(Extracted records)
□ □ □

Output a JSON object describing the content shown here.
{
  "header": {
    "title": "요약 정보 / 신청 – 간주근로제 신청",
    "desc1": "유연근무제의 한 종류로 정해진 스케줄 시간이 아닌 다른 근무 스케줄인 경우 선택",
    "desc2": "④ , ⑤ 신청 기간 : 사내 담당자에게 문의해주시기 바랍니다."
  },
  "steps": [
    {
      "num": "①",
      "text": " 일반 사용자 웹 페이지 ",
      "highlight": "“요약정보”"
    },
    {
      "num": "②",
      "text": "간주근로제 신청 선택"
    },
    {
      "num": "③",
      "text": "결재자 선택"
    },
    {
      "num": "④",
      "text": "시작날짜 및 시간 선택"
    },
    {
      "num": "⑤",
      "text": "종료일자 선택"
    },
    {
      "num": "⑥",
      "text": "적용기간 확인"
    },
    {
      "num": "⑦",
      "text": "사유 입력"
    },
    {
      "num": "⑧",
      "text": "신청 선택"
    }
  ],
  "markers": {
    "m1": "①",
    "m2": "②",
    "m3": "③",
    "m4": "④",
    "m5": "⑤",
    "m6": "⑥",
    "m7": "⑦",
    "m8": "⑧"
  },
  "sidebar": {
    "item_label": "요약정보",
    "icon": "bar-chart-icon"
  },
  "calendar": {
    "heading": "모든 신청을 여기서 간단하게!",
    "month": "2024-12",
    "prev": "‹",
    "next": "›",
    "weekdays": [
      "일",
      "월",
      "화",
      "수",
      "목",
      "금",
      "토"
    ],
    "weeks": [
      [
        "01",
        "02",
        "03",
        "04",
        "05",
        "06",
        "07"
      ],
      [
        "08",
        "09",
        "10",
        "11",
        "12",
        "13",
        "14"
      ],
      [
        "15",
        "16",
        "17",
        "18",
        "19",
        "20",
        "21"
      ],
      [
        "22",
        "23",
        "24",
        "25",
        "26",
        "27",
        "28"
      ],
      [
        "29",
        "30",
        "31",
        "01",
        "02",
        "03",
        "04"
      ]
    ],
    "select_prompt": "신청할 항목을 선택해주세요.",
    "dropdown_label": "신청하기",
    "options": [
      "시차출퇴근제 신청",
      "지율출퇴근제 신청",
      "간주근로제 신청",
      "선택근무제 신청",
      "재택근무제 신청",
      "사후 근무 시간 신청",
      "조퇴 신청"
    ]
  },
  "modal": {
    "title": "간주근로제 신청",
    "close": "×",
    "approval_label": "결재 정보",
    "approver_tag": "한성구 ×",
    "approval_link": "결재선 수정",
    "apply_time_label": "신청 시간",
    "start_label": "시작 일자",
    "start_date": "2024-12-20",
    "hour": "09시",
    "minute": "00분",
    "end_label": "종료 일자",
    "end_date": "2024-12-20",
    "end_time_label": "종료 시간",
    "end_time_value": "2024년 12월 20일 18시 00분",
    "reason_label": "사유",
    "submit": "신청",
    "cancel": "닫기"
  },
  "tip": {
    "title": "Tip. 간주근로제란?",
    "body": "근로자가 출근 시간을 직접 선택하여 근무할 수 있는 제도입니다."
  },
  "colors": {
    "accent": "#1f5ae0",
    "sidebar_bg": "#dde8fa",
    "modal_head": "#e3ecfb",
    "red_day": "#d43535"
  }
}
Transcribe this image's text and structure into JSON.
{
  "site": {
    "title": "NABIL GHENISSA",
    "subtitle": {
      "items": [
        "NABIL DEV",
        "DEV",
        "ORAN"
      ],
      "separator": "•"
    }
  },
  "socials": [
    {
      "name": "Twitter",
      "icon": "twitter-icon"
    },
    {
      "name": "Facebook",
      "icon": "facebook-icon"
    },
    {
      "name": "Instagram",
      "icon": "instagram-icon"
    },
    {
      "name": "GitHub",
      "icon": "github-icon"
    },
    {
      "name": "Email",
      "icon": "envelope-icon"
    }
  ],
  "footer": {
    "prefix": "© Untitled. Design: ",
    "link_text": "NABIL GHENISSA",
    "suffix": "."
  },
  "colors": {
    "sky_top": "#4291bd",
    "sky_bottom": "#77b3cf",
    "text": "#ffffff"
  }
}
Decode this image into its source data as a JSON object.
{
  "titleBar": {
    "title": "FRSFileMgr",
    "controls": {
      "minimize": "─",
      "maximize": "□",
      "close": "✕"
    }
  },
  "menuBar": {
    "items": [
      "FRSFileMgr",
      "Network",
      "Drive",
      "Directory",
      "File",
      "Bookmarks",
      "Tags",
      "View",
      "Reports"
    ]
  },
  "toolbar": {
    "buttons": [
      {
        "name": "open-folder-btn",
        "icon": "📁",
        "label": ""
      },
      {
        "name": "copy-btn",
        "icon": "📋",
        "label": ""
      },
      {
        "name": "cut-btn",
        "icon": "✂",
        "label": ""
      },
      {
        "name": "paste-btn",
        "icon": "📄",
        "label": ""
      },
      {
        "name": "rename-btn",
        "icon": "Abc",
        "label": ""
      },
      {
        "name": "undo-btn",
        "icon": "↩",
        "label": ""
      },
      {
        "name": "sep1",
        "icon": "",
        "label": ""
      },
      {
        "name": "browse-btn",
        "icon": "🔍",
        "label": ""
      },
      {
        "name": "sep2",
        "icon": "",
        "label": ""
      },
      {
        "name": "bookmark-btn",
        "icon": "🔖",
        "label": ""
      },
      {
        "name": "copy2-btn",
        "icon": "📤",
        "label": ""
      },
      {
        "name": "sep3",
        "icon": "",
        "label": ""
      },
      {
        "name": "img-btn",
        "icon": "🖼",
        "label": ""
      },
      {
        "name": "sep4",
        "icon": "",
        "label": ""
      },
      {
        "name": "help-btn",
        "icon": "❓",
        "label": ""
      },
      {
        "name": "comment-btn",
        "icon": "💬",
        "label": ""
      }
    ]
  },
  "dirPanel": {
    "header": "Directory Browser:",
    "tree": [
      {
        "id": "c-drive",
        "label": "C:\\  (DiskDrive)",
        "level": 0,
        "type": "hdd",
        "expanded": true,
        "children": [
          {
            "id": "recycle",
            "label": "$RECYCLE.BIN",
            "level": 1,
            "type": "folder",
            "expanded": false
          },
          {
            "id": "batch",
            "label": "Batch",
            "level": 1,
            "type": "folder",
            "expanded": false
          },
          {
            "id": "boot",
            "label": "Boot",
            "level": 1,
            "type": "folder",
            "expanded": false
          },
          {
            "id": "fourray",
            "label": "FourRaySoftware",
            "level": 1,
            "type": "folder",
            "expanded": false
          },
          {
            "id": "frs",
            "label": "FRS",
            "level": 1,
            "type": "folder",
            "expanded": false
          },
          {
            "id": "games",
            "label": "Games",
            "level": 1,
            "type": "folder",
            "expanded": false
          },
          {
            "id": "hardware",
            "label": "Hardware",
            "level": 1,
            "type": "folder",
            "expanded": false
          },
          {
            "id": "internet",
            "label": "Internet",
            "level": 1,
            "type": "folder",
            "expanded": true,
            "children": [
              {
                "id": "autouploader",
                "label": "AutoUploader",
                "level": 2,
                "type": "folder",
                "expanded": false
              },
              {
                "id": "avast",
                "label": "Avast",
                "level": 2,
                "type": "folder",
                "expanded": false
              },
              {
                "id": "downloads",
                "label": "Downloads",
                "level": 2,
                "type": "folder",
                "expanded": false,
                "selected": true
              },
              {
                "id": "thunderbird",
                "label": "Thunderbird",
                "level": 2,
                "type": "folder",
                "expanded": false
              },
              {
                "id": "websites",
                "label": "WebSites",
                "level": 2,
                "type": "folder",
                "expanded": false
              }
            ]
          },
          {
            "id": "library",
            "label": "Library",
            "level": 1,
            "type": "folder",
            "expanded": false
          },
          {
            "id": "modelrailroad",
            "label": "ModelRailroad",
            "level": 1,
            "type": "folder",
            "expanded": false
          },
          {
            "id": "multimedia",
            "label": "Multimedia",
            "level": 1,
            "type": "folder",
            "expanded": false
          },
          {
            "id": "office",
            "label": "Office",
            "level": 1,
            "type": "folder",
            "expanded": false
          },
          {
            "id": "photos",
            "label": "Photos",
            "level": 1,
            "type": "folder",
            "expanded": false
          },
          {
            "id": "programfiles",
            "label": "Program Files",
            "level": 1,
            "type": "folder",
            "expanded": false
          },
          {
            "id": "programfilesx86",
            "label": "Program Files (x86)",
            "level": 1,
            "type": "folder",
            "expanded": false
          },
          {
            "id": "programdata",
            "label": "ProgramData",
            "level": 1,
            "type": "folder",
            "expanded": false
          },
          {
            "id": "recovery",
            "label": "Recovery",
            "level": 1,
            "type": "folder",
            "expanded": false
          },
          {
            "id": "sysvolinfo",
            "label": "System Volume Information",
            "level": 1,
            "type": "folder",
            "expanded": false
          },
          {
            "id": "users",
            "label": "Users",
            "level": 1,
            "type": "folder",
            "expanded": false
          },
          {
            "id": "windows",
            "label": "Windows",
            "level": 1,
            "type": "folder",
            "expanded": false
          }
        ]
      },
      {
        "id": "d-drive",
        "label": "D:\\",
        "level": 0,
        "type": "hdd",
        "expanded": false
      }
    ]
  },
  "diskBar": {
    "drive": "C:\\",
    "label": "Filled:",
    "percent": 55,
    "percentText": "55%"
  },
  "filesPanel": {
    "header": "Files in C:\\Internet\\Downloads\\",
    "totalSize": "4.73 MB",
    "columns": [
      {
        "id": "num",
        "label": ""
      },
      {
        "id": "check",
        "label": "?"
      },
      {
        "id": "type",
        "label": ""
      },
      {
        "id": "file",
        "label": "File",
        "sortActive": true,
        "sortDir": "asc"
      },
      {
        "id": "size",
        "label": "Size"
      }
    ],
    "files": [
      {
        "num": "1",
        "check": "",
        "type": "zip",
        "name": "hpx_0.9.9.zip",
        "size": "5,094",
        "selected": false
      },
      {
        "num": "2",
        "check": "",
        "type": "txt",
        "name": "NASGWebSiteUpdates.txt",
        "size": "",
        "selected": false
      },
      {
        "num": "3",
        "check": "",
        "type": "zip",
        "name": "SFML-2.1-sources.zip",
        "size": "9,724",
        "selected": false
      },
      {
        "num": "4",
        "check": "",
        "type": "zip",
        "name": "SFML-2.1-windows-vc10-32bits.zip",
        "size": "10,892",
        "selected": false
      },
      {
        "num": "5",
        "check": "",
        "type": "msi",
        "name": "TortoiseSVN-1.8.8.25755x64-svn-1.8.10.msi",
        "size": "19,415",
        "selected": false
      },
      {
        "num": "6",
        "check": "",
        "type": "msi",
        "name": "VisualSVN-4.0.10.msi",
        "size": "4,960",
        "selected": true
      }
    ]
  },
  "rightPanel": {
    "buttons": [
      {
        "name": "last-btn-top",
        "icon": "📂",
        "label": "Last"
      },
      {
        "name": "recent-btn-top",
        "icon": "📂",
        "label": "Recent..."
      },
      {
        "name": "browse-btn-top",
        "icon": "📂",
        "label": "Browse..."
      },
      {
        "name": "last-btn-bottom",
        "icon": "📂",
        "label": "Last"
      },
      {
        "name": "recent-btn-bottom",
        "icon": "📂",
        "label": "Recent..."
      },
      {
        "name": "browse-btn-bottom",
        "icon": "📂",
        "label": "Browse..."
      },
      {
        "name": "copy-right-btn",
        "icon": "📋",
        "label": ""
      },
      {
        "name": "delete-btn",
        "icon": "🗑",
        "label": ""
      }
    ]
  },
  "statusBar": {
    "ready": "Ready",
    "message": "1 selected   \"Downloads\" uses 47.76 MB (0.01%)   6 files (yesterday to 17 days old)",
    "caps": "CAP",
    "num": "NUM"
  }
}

□ □ □

▶ _Your instructions_
Locate each line with the word "true" and copy it.

▶ _Complete output_
        "expanded": true,
            "expanded": true,
                "selected": true
        "sortActive": true,
        "selected": true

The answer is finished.